Output a single figure: the number of lines in which the word "series" appears.
--- START ---
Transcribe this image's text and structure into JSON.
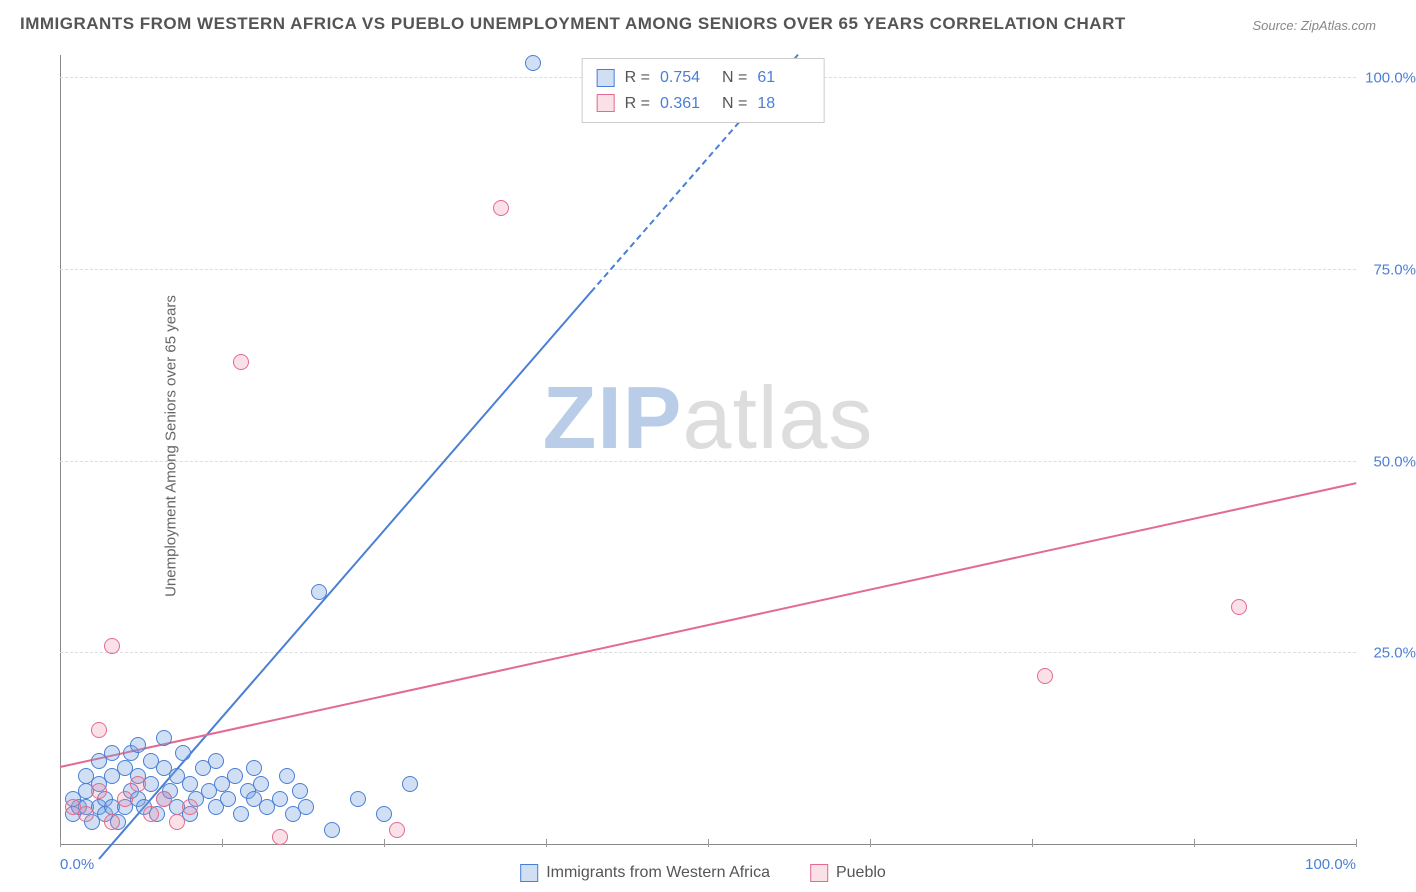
{
  "title": "IMMIGRANTS FROM WESTERN AFRICA VS PUEBLO UNEMPLOYMENT AMONG SENIORS OVER 65 YEARS CORRELATION CHART",
  "source": "Source: ZipAtlas.com",
  "ylabel": "Unemployment Among Seniors over 65 years",
  "watermark_a": "ZIP",
  "watermark_b": "atlas",
  "chart": {
    "type": "scatter",
    "xlim": [
      0,
      100
    ],
    "ylim": [
      0,
      103
    ],
    "xtick_positions": [
      0,
      12.5,
      25,
      37.5,
      50,
      62.5,
      75,
      87.5,
      100
    ],
    "xtick_labels": {
      "0": "0.0%",
      "100": "100.0%"
    },
    "ytick_positions": [
      25,
      50,
      75,
      100
    ],
    "ytick_labels": [
      "25.0%",
      "50.0%",
      "75.0%",
      "100.0%"
    ],
    "grid_color": "#dddddd",
    "axis_color": "#888888",
    "label_color": "#4a7fd6",
    "background": "#ffffff",
    "point_radius": 8,
    "series": [
      {
        "key": "immigrants",
        "name": "Immigrants from Western Africa",
        "fill": "rgba(120,164,222,0.35)",
        "stroke": "#4a7fd6",
        "R": "0.754",
        "N": "61",
        "regression": {
          "x1": 3,
          "y1": -2,
          "x2": 41,
          "y2": 72,
          "dash_from_x": 41,
          "x3": 57,
          "y3": 103
        },
        "points": [
          [
            1,
            4
          ],
          [
            1.5,
            5
          ],
          [
            2,
            5
          ],
          [
            2,
            7
          ],
          [
            2.5,
            3
          ],
          [
            3,
            5
          ],
          [
            3,
            8
          ],
          [
            3.5,
            4
          ],
          [
            3.5,
            6
          ],
          [
            4,
            5
          ],
          [
            4,
            9
          ],
          [
            4.5,
            3
          ],
          [
            5,
            5
          ],
          [
            5,
            10
          ],
          [
            5.5,
            7
          ],
          [
            5.5,
            12
          ],
          [
            6,
            6
          ],
          [
            6,
            9
          ],
          [
            6.5,
            5
          ],
          [
            7,
            8
          ],
          [
            7,
            11
          ],
          [
            7.5,
            4
          ],
          [
            8,
            6
          ],
          [
            8,
            10
          ],
          [
            8.5,
            7
          ],
          [
            9,
            5
          ],
          [
            9,
            9
          ],
          [
            9.5,
            12
          ],
          [
            10,
            4
          ],
          [
            10,
            8
          ],
          [
            10.5,
            6
          ],
          [
            11,
            10
          ],
          [
            11.5,
            7
          ],
          [
            12,
            5
          ],
          [
            12,
            11
          ],
          [
            12.5,
            8
          ],
          [
            13,
            6
          ],
          [
            13.5,
            9
          ],
          [
            14,
            4
          ],
          [
            14.5,
            7
          ],
          [
            15,
            10
          ],
          [
            15,
            6
          ],
          [
            15.5,
            8
          ],
          [
            16,
            5
          ],
          [
            17,
            6
          ],
          [
            17.5,
            9
          ],
          [
            18,
            4
          ],
          [
            18.5,
            7
          ],
          [
            19,
            5
          ],
          [
            20,
            33
          ],
          [
            21,
            2
          ],
          [
            23,
            6
          ],
          [
            25,
            4
          ],
          [
            27,
            8
          ],
          [
            8,
            14
          ],
          [
            6,
            13
          ],
          [
            4,
            12
          ],
          [
            3,
            11
          ],
          [
            2,
            9
          ],
          [
            1,
            6
          ],
          [
            36.5,
            102
          ]
        ]
      },
      {
        "key": "pueblo",
        "name": "Pueblo",
        "fill": "rgba(235,130,160,0.25)",
        "stroke": "#e36a92",
        "R": "0.361",
        "N": "18",
        "regression": {
          "x1": 0,
          "y1": 10,
          "x2": 100,
          "y2": 47
        },
        "points": [
          [
            1,
            5
          ],
          [
            2,
            4
          ],
          [
            3,
            7
          ],
          [
            4,
            3
          ],
          [
            5,
            6
          ],
          [
            6,
            8
          ],
          [
            7,
            4
          ],
          [
            8,
            6
          ],
          [
            9,
            3
          ],
          [
            10,
            5
          ],
          [
            3,
            15
          ],
          [
            4,
            26
          ],
          [
            14,
            63
          ],
          [
            17,
            1
          ],
          [
            26,
            2
          ],
          [
            34,
            83
          ],
          [
            76,
            22
          ],
          [
            91,
            31
          ]
        ]
      }
    ]
  },
  "legend_top_labels": {
    "R": "R =",
    "N": "N ="
  },
  "legend_bottom": [
    {
      "series": "immigrants"
    },
    {
      "series": "pueblo"
    }
  ]
}
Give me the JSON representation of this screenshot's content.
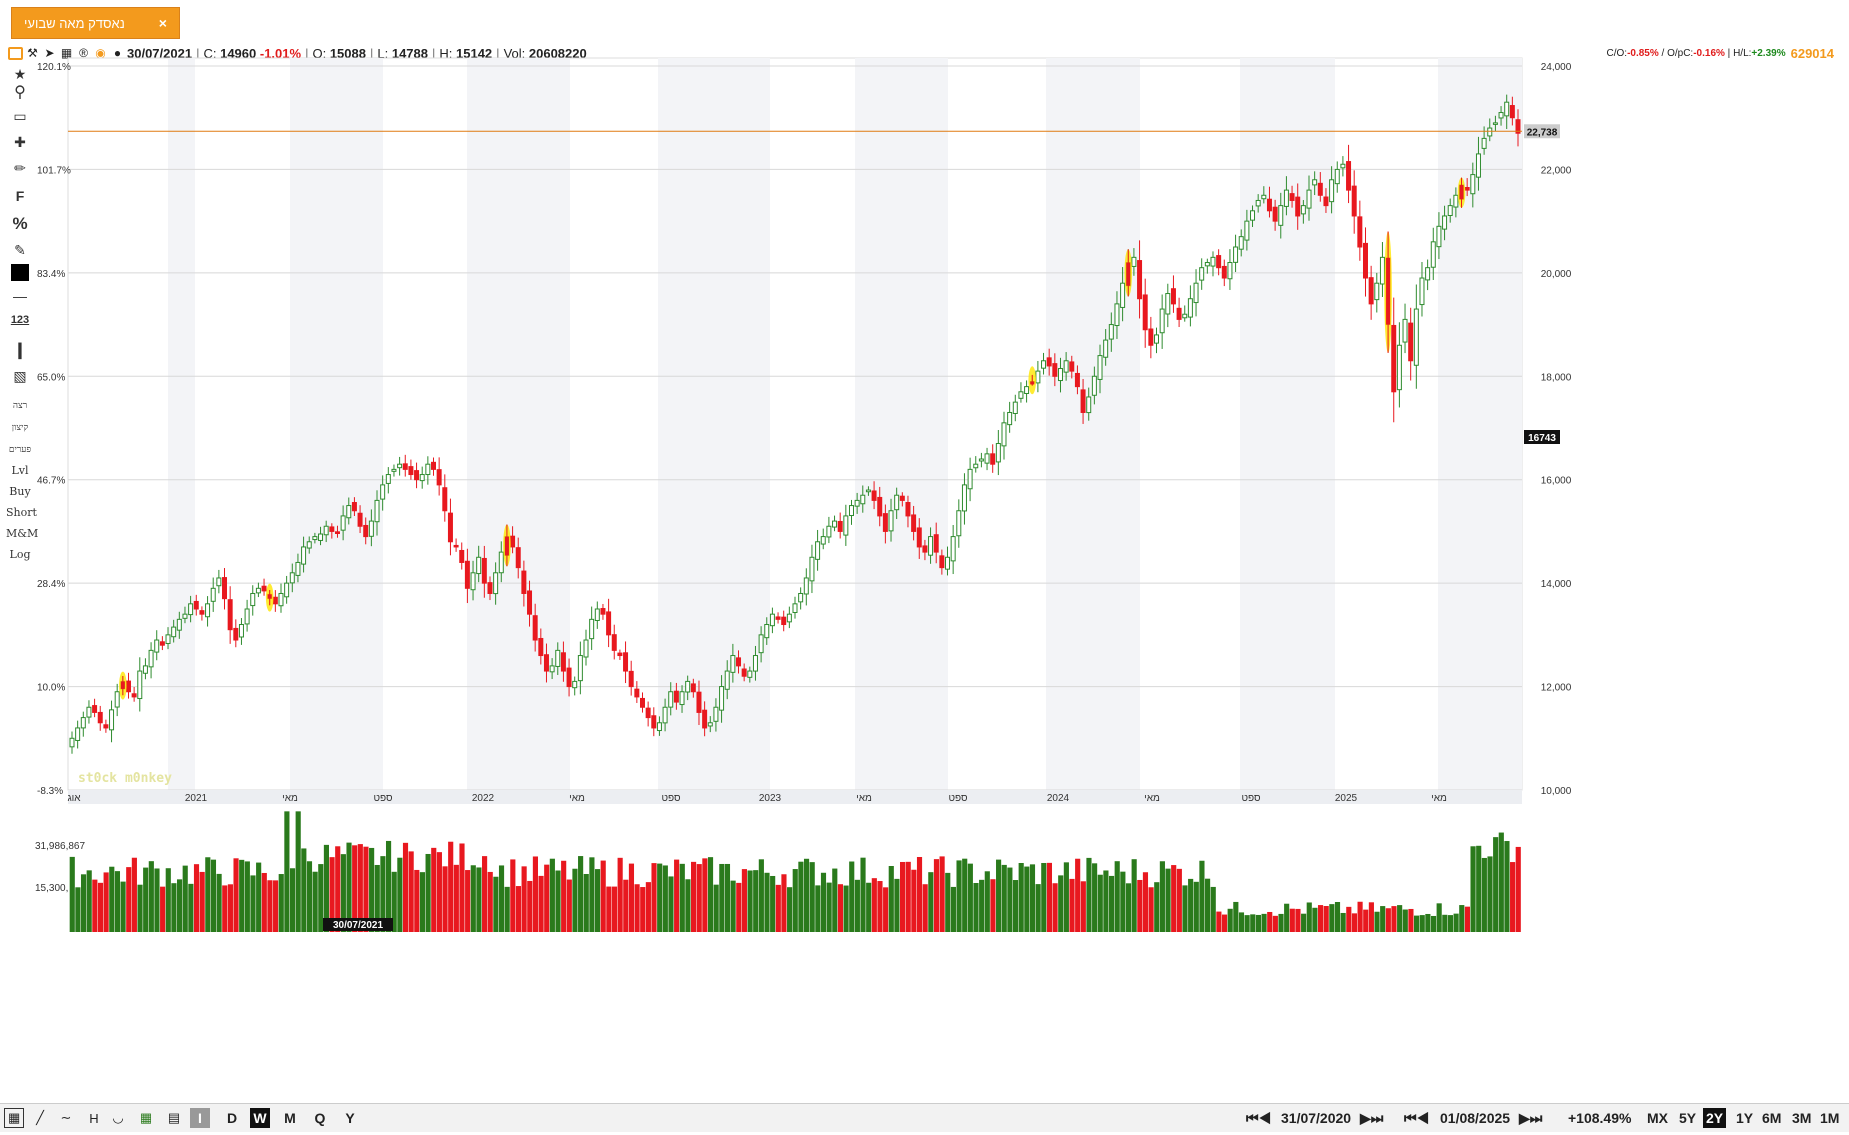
{
  "tab": {
    "title": "נאסדק מאה שבועי",
    "close": "×"
  },
  "infobar": {
    "date": "30/07/2021",
    "close_label": "C:",
    "close_value": "14960",
    "change": "-1.01%",
    "open_label": "O:",
    "open_value": "15088",
    "low_label": "L:",
    "low_value": "14788",
    "high_label": "H:",
    "high_value": "15142",
    "vol_label": "Vol:",
    "vol_value": "20608220"
  },
  "rightinfo": {
    "co_label": "C/O:",
    "co_value": "-0.85%",
    "opc_label": "O/pC:",
    "opc_value": "-0.16%",
    "hl_label": "H/L:",
    "hl_value": "+2.39%",
    "big_value": "629014"
  },
  "tools_text": [
    "רצה",
    "קיצון",
    "פערים",
    "Lvl",
    "Buy",
    "Short",
    "M&M",
    "Log"
  ],
  "icons": [
    "star-icon",
    "search-icon",
    "eraser-icon",
    "crosshair-icon",
    "pencil-icon",
    "fibonacci-icon",
    "percent-icon",
    "edit-icon",
    "color-square-icon",
    "line-width-icon",
    "numbers-icon",
    "vertical-line-icon",
    "candle-style-icon"
  ],
  "colors": {
    "up": "#2e8b2e",
    "down": "#e8181f",
    "highlight": "#ffe600",
    "hline": "#e07a10",
    "vol_up": "#2a7a1c",
    "vol_down": "#e8181f"
  },
  "watermark": "st0ck m0nkey",
  "chart_data": {
    "type": "candlestick",
    "price_axis_right": {
      "ticks": [
        "24,000",
        "22,000",
        "20,000",
        "18,000",
        "16,000",
        "14,000",
        "12,000",
        "10,000"
      ],
      "ylim": [
        10000,
        24000
      ]
    },
    "percent_axis_left": {
      "ticks": [
        "120.1%",
        "101.7%",
        "83.4%",
        "65.0%",
        "46.7%",
        "28.4%",
        "10.0%",
        "-8.3%"
      ]
    },
    "x_labels": [
      "אוג",
      "2021",
      "מאי",
      "ספט",
      "2022",
      "מאי",
      "ספט",
      "2023",
      "מאי",
      "ספט",
      "2024",
      "מאי",
      "ספט",
      "2025",
      "מאי"
    ],
    "horizontal_line": {
      "value": 22738,
      "label": "22,738"
    },
    "last_marker": {
      "label": "16743"
    },
    "selected_date_label": "30/07/2021",
    "weekly_closes": [
      11000,
      11200,
      11400,
      11600,
      11500,
      11300,
      11200,
      11550,
      11900,
      12100,
      11900,
      11800,
      12300,
      12400,
      12700,
      12900,
      12800,
      13000,
      13150,
      13300,
      13400,
      13600,
      13500,
      13400,
      13600,
      13900,
      14100,
      13700,
      13100,
      12900,
      13200,
      13500,
      13800,
      13900,
      13850,
      13700,
      13600,
      13800,
      14000,
      14200,
      14400,
      14700,
      14800,
      14900,
      14950,
      15100,
      15000,
      14960,
      15300,
      15500,
      15400,
      15100,
      14900,
      15200,
      15600,
      15900,
      16100,
      16200,
      16300,
      16200,
      16100,
      16000,
      16100,
      16300,
      16200,
      15900,
      15400,
      14800,
      14700,
      14400,
      13900,
      14200,
      14500,
      14000,
      13800,
      14200,
      14600,
      14900,
      14700,
      14300,
      13800,
      13400,
      12900,
      12600,
      12300,
      12400,
      12700,
      12300,
      12000,
      12100,
      12600,
      12900,
      13300,
      13500,
      13400,
      13000,
      12700,
      12600,
      12300,
      12000,
      11800,
      11600,
      11400,
      11200,
      11300,
      11600,
      11900,
      11700,
      11900,
      12100,
      11900,
      11500,
      11200,
      11300,
      11600,
      12000,
      12300,
      12600,
      12400,
      12200,
      12300,
      12600,
      13000,
      13200,
      13400,
      13300,
      13200,
      13400,
      13600,
      13800,
      14100,
      14500,
      14800,
      14900,
      15100,
      15200,
      15000,
      15300,
      15500,
      15600,
      15700,
      15800,
      15600,
      15300,
      15000,
      15400,
      15700,
      15600,
      15300,
      15000,
      14700,
      14600,
      14900,
      14600,
      14300,
      14500,
      14900,
      15400,
      15900,
      16200,
      16300,
      16400,
      16500,
      16300,
      16700,
      17100,
      17300,
      17500,
      17700,
      17800,
      17900,
      18100,
      18300,
      18200,
      18000,
      18150,
      18300,
      18100,
      17800,
      17300,
      17600,
      18000,
      18400,
      18700,
      19000,
      19400,
      19800,
      20200,
      20300,
      19500,
      18900,
      18600,
      18800,
      19300,
      19600,
      19400,
      19100,
      19200,
      19500,
      19800,
      20100,
      20200,
      20300,
      20100,
      19900,
      20200,
      20500,
      20700,
      21000,
      21200,
      21400,
      21500,
      21200,
      21000,
      21300,
      21600,
      21400,
      21100,
      21300,
      21600,
      21800,
      21500,
      21300,
      21800,
      22000,
      22100,
      21600,
      21100,
      20500,
      19900,
      19400,
      19800,
      20300,
      19000,
      17700,
      18600,
      19100,
      18300,
      19300,
      19900,
      20100,
      20600,
      20900,
      21100,
      21300,
      21500,
      21700,
      21600,
      21900,
      22300,
      22600,
      22800,
      22900,
      23100,
      23300,
      23000,
      22700
    ],
    "volume_axis": {
      "ticks": [
        "31,986,867",
        "15,300,"
      ]
    }
  }
}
--- END ---
● Reply to the task: 3